--- WRITTEN TASK A ---
Echo the stretch of the matzo ball soup post from "My husband makes" through "favorite:  Matzo Ball Soup.".
--- WRITTEN TASK B ---
According to the matzo ball soup post, when did the writer first have Matzo Ball Soup?

>> begin TEXT SECTION

Matzo Ball Soup

My husband makes me Pho when I’m sick.  How awesome is he?  From scratch, broth and everything.   In return for his many turns at making Pho, he asked that I make his favorite:  Matzo Ball Soup.


As background, my husband is from New York. Queens, New York.  I am not, I am from the great State of Maryland.  We in the mid-Atlantic have managed to get him to like crabs, oysters, and call “stripers” “rockfish”.  His accent is almost gone, which is sad because it wasn’t really super-pronounced, but it was cute.

He loves Jewish delis and worships the foods contained therein.   I have never been to a Jewish deli.  I never had Matzo Ball Soup until December 2012.  The hubs was so excited to find a real Jewish deli near his work that he brought home a container of Matzo Ball soup last winter for me to try.  It was really, really good.  But as I looked at the ball in the soup and what I remembered a Matzo to be, I couldn’t see how the transformation was completed.  When he came down with a cold, he asked me kindly to make the soup.   How could I say no?  Every time I’m even slightly under the weather, he makes me Pho.  No small undertaking that deserved to be rewarded.

>> end TEXT SECTION
>> begin EXCERPTED RECORDS

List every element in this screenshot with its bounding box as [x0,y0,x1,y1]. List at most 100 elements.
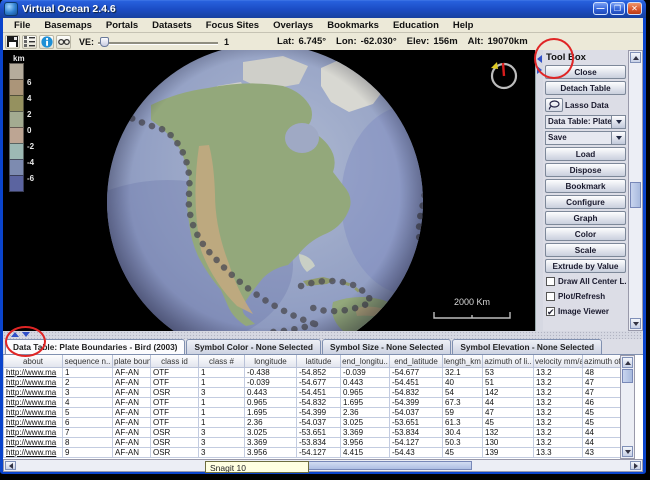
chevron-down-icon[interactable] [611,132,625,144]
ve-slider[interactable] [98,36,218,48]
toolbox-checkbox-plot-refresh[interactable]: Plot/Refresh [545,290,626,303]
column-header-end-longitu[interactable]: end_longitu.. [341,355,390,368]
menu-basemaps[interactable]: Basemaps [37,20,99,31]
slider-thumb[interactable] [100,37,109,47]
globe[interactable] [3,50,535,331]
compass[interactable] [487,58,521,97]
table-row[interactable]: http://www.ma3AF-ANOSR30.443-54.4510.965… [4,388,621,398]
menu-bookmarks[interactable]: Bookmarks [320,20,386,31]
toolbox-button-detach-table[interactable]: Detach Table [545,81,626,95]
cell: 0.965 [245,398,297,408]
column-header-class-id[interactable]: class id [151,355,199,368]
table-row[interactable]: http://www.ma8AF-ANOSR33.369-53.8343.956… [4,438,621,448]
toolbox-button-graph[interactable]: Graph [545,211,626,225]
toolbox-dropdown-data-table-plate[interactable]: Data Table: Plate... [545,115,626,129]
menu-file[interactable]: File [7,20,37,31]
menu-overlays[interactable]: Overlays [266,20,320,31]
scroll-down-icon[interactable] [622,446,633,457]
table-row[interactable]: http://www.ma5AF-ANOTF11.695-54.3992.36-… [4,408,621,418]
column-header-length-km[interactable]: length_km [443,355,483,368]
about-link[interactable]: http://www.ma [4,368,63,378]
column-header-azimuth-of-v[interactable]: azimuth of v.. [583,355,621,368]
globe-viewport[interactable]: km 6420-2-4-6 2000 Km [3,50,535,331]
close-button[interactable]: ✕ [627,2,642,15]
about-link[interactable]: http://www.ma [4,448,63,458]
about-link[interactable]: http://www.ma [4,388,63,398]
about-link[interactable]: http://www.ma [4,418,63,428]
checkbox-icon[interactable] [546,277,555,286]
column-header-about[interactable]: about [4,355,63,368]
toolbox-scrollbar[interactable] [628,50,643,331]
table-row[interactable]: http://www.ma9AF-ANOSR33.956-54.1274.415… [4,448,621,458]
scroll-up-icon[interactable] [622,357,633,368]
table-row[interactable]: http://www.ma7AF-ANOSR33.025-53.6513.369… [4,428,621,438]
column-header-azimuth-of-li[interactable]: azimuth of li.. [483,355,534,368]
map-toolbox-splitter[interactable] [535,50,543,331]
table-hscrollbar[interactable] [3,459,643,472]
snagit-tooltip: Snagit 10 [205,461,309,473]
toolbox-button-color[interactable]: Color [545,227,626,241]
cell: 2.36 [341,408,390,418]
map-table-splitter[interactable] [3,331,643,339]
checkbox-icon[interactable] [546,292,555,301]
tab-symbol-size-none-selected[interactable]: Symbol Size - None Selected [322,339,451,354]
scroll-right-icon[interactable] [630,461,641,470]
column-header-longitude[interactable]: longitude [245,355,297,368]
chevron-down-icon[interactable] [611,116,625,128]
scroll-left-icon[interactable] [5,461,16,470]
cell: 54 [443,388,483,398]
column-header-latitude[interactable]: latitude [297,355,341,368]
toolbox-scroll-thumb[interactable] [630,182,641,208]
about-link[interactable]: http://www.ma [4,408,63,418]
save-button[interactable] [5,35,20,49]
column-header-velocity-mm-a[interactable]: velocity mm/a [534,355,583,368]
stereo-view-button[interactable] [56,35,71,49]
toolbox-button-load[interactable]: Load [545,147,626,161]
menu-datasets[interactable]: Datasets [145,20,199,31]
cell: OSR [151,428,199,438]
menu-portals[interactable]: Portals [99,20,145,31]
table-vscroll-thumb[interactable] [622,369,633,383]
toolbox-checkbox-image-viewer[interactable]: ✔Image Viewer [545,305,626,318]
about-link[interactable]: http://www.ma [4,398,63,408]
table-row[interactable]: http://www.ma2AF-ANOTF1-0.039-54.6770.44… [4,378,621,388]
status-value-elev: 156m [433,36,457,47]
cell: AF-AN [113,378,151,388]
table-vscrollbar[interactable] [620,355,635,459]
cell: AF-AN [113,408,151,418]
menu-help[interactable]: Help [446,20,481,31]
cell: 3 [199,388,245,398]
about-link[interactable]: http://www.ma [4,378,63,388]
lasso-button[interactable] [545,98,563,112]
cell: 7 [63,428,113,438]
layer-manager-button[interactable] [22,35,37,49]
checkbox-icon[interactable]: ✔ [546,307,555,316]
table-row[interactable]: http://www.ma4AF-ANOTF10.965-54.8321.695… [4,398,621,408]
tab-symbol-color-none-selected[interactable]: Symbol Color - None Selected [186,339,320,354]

>> end EXCERPTED RECORDS

--- CORRECT RESPONSE A ---
My husband makes me Pho when I’m sick.  How awesome is he?  From scratch, broth and everything.   In return for his many turns at making Pho, he asked that I make his favorite:  Matzo Ball Soup.

--- CORRECT RESPONSE B ---
December 2012